### Consegna scritta A
Secondo il testo sul patto di famiglia, in quale forma deve essere concluso il contratto ai sensi dell'art. 768-ter c.c.?
### Consegna scritta B
Nel testo sul patto di famiglia, riformula in modo più breve il paragrafo che inizia con "Il contratto ha effetto immediato", conservandone i fatti principali.
### Consegna scritta C
Traduci in inglese la frase del testo sul patto di famiglia "A pena di nullità il contratto deve essere concluso per atto pubblico".

### Testo di partenza
= = = =

La deroga al divieto dei patti successori
Le norme codicistiche del patto di famiglia introdotte dalla Legge 14 febbraio 2006, n. 55 si pongono in droga al divieto disposto dall’art. 458 del c.c., il quale dispone il divieto di stipulare c.d. “Patti successori”, ossia di stipulare accordi o convenzioni aventi ad oggetto beni ereditari di una persona non ancora deceduta.
Ed infatti, l’art. 458 nella sua attuale formulazione prevede quanto segue:
“Fatto salvo quanto disposto dagli articoli 768-bis e seguenti, è nulla ogni convenzione con cui taluno dispone della propria successione. È del pari nullo ogni atto col quale taluno dispone dei diritti che gli possono spettare su una successione non ancora aperta, o rinunzia ai medesimi”.
Cos’è il patto di famiglia
Ai sensi dell’art. 768-bis del c.c.
“È patto di famiglia il contratto con cui, compatibilmente con le disposizioni in materia di impresa familiare e nel rispetto delle differenti tipologie societarie, l’imprenditore trasferisce, in tutto o in parte, l’azienda, e il titolare di partecipazioni societarie trasferisce, in tutto o in parte, le proprie quote, ad uno o più discendenti.”.
Il contratto ha effetto immediato ad efficacia reale traslativa del diritto proprietà (o di usufrutto dell’azienda, delle azioni o quote), che ha effetti sulla successione del disponente genitore o nonno, avente un oggetto bene individuato, vale a dire l’azienda o la partecipazione societaria.
Patto di famiglia con atto pubblico
Nell’art. 768-ter c.c., rubricato “Forma” è disposto che
“A pena di nullità il contratto deve essere concluso per atto pubblico”.

= = = =

### Righe di un dataset
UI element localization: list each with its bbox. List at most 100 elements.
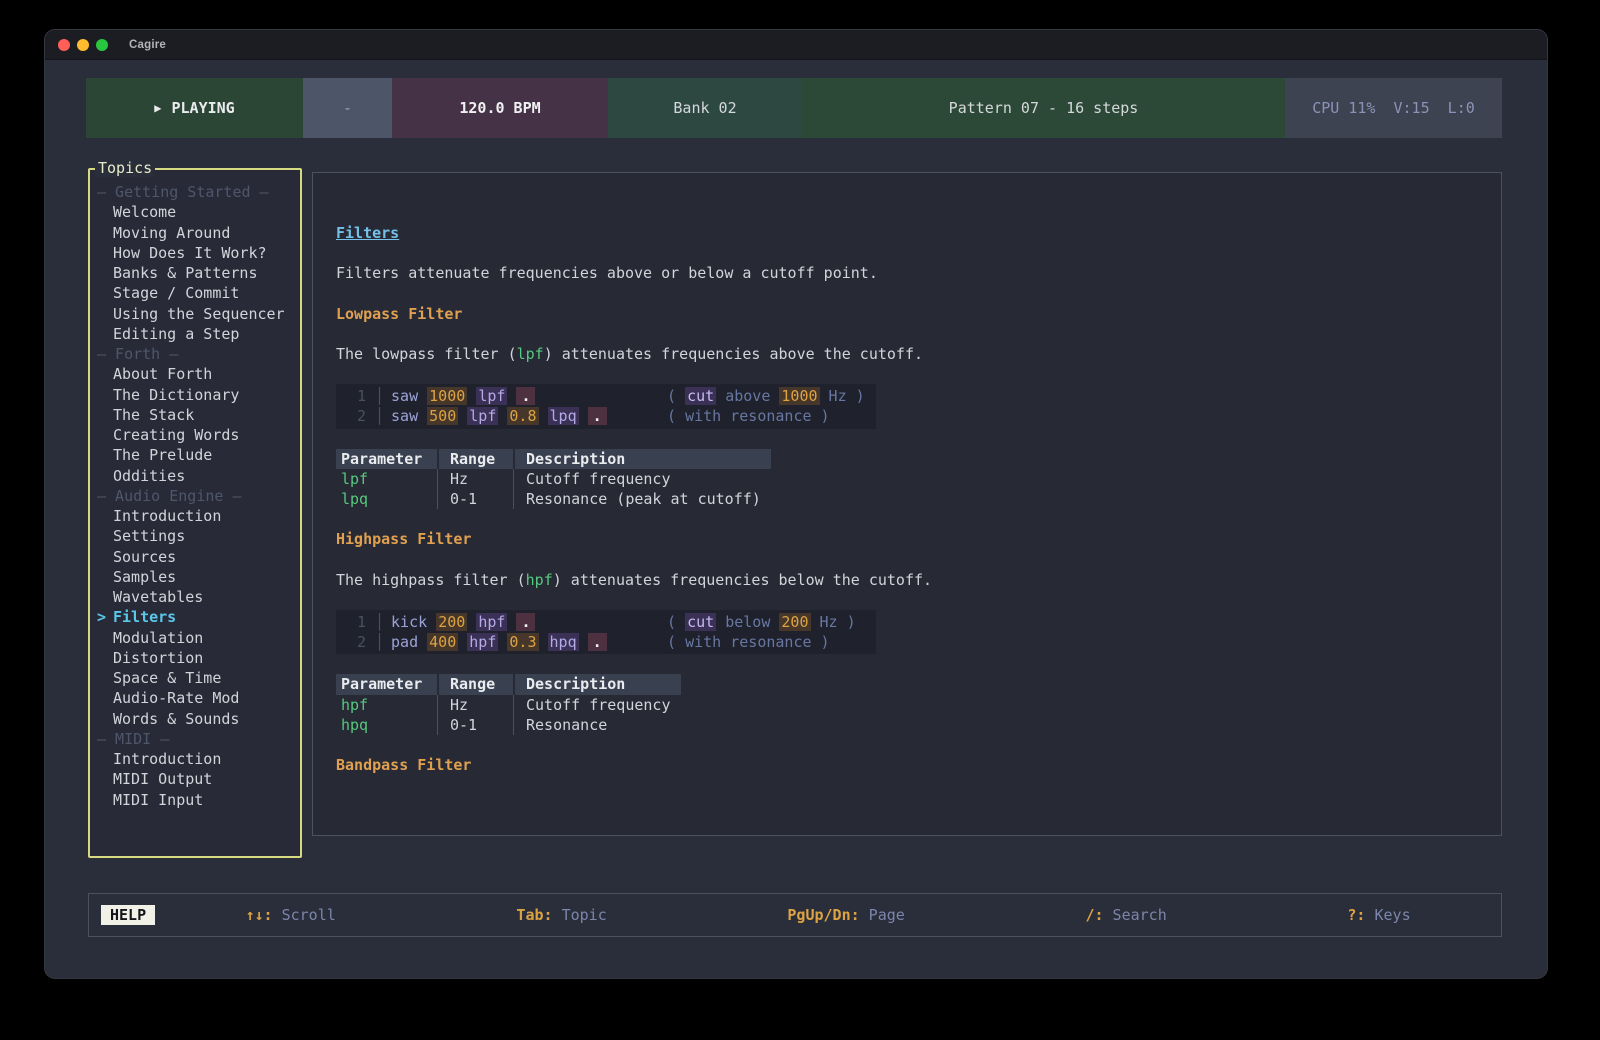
sidebar-item-midi-input[interactable]: MIDI Input	[90, 790, 300, 810]
shortcut-key: Tab:	[516, 906, 552, 924]
sidebar-item-banks-patterns[interactable]: Banks & Patterns	[90, 263, 300, 283]
playing-label: PLAYING	[172, 99, 235, 117]
line-number: 2	[336, 632, 366, 652]
pattern-indicator: Pattern 07 - 16 steps	[802, 78, 1285, 138]
shortcut-key: ?:	[1347, 906, 1365, 924]
sidebar-item-welcome[interactable]: Welcome	[90, 202, 300, 222]
transport-status-bar: ▶ PLAYING - 120.0 BPM Bank 02 Pattern 07 …	[86, 78, 1502, 138]
shortcut-keys: ?: Keys	[1347, 906, 1410, 924]
topics-list: — Getting Started —WelcomeMoving AroundH…	[90, 170, 300, 856]
table-cell: Cutoff frequency	[513, 695, 681, 715]
table-cell: lpf	[336, 469, 437, 489]
sidebar-item-moving-around[interactable]: Moving Around	[90, 223, 300, 243]
close-window-button[interactable]	[58, 39, 70, 51]
shortcut-key: ↑↓:	[245, 906, 272, 924]
bank-indicator: Bank 02	[608, 78, 802, 138]
minimize-window-button[interactable]	[77, 39, 89, 51]
code-line: 2│saw 500 lpf 0.8 lpq .( with resonance …	[336, 406, 876, 426]
selected-item-marker: >	[97, 607, 106, 627]
shortcut-search: /: Search	[1085, 906, 1166, 924]
sidebar-item-samples[interactable]: Samples	[90, 567, 300, 587]
sidebar-item-the-dictionary[interactable]: The Dictionary	[90, 385, 300, 405]
sidebar-item-introduction[interactable]: Introduction	[90, 749, 300, 769]
sidebar-item-settings[interactable]: Settings	[90, 526, 300, 546]
code-comment: ( with resonance )	[667, 633, 830, 651]
content-sections: Lowpass FilterThe lowpass filter (lpf) a…	[336, 304, 1481, 776]
sidebar-item-how-does-it-work[interactable]: How Does It Work?	[90, 243, 300, 263]
app-window: Cagire ▶ PLAYING - 120.0 BPM Bank 02 Patt…	[45, 30, 1547, 978]
section-heading-highpass-filter: Highpass Filter	[336, 529, 1481, 549]
line-number: 2	[336, 406, 366, 426]
play-icon: ▶	[154, 101, 161, 115]
help-content-panel[interactable]: Filters Filters attenuate frequencies ab…	[312, 172, 1502, 836]
table-cell: hpq	[336, 715, 437, 735]
shortcut-key: PgUp/Dn:	[787, 906, 859, 924]
shortcut-label: Scroll	[273, 906, 336, 924]
sidebar-item-space-time[interactable]: Space & Time	[90, 668, 300, 688]
code-comment: ( with resonance )	[667, 407, 830, 425]
sidebar-item-midi-output[interactable]: MIDI Output	[90, 769, 300, 789]
sidebar-item-introduction[interactable]: Introduction	[90, 506, 300, 526]
table-header-cell: Range	[437, 449, 513, 469]
playing-indicator[interactable]: ▶ PLAYING	[86, 78, 303, 138]
table-cell: Resonance	[513, 715, 681, 735]
shortcut-label: Page	[860, 906, 905, 924]
shortcut-hints: ↑↓: Scroll Tab: Topic PgUp/Dn: Page /: Sear…	[155, 906, 1501, 924]
sidebar-item-stage-commit[interactable]: Stage / Commit	[90, 283, 300, 303]
table-header-cell: Parameter	[336, 449, 437, 469]
section-heading-bandpass-filter: Bandpass Filter	[336, 755, 1481, 775]
help-mode-badge: HELP	[101, 905, 155, 925]
cpu-voices-stats: CPU 11% V:15 L:0	[1285, 78, 1502, 138]
sidebar-item-audio-rate-mod[interactable]: Audio-Rate Mod	[90, 688, 300, 708]
sidebar-item-distortion[interactable]: Distortion	[90, 648, 300, 668]
table-header-cell: Parameter	[336, 674, 437, 694]
table-cell: 0-1	[437, 715, 513, 735]
table-cell: Hz	[437, 469, 513, 489]
shortcut-label: Topic	[553, 906, 607, 924]
shortcut-key: /:	[1085, 906, 1103, 924]
line-number: 1	[336, 612, 366, 632]
shortcut-label: Search	[1104, 906, 1167, 924]
code-comment: ( cut below 200 Hz )	[667, 613, 856, 631]
code-comment: ( cut above 1000 Hz )	[667, 387, 865, 405]
zoom-window-button[interactable]	[96, 39, 108, 51]
code-example: 1│kick 200 hpf .( cut below 200 Hz )2│pa…	[336, 610, 876, 655]
sidebar-item-sources[interactable]: Sources	[90, 547, 300, 567]
sidebar-item-modulation[interactable]: Modulation	[90, 628, 300, 648]
sidebar-item-editing-a-step[interactable]: Editing a Step	[90, 324, 300, 344]
table-cell: Cutoff frequency	[513, 469, 771, 489]
intro-paragraph: Filters attenuate frequencies above or b…	[336, 263, 1481, 283]
dash-segment: -	[303, 78, 392, 138]
table-cell: hpf	[336, 695, 437, 715]
title-bar: Cagire	[45, 30, 1547, 60]
section-body: The lowpass filter (lpf) attenuates freq…	[336, 344, 1481, 364]
table-cell: lpq	[336, 489, 437, 509]
table-header-cell: Range	[437, 674, 513, 694]
sidebar-item-filters[interactable]: >Filters	[90, 607, 300, 627]
sidebar-item-the-stack[interactable]: The Stack	[90, 405, 300, 425]
topics-sidebar: Topics — Getting Started —WelcomeMoving …	[88, 168, 302, 858]
sidebar-item-using-the-sequencer[interactable]: Using the Sequencer	[90, 304, 300, 324]
shortcut-label: Keys	[1365, 906, 1410, 924]
topics-sidebar-title: Topics	[95, 159, 155, 177]
sidebar-item-oddities[interactable]: Oddities	[90, 466, 300, 486]
section-body: The highpass filter (hpf) attenuates fre…	[336, 570, 1481, 590]
bpm-indicator: 120.0 BPM	[392, 78, 608, 138]
code-line: 1│saw 1000 lpf .( cut above 1000 Hz )	[336, 386, 876, 406]
table-cell: Hz	[437, 695, 513, 715]
sidebar-section-getting-started: — Getting Started —	[90, 182, 300, 202]
parameter-table: ParameterRangeDescription lpfHzCutoff fre…	[336, 449, 1481, 510]
sidebar-item-words-sounds[interactable]: Words & Sounds	[90, 709, 300, 729]
sidebar-section-audio-engine: — Audio Engine —	[90, 486, 300, 506]
sidebar-item-creating-words[interactable]: Creating Words	[90, 425, 300, 445]
key-hints-bar: HELP ↑↓: Scroll Tab: Topic PgUp/Dn: Page /:…	[88, 893, 1502, 937]
sidebar-item-wavetables[interactable]: Wavetables	[90, 587, 300, 607]
sidebar-item-the-prelude[interactable]: The Prelude	[90, 445, 300, 465]
code-example: 1│saw 1000 lpf .( cut above 1000 Hz )2│s…	[336, 384, 876, 429]
sidebar-section-midi: — MIDI —	[90, 729, 300, 749]
table-header-cell: Description	[513, 449, 771, 469]
sidebar-section-forth: — Forth —	[90, 344, 300, 364]
page-title: Filters	[336, 223, 399, 243]
sidebar-item-about-forth[interactable]: About Forth	[90, 364, 300, 384]
code-line: 1│kick 200 hpf .( cut below 200 Hz )	[336, 612, 876, 632]
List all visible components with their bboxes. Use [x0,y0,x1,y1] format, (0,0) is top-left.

= = = =

### Soluzione esercizio A
Il contratto deve essere concluso per atto pubblico, a pena di nullità.

### Soluzione esercizio B
Il contratto trasferisce subito, con efficacia reale, la proprietà o l'usufrutto dell'azienda, delle azioni o delle quote. Incide sulla successione del genitore o del nonno disponente e ha per oggetto un bene individuato, cioè l'azienda o la partecipazione societaria.

### Soluzione esercizio C
On pain of nullity, the contract must be concluded by public deed.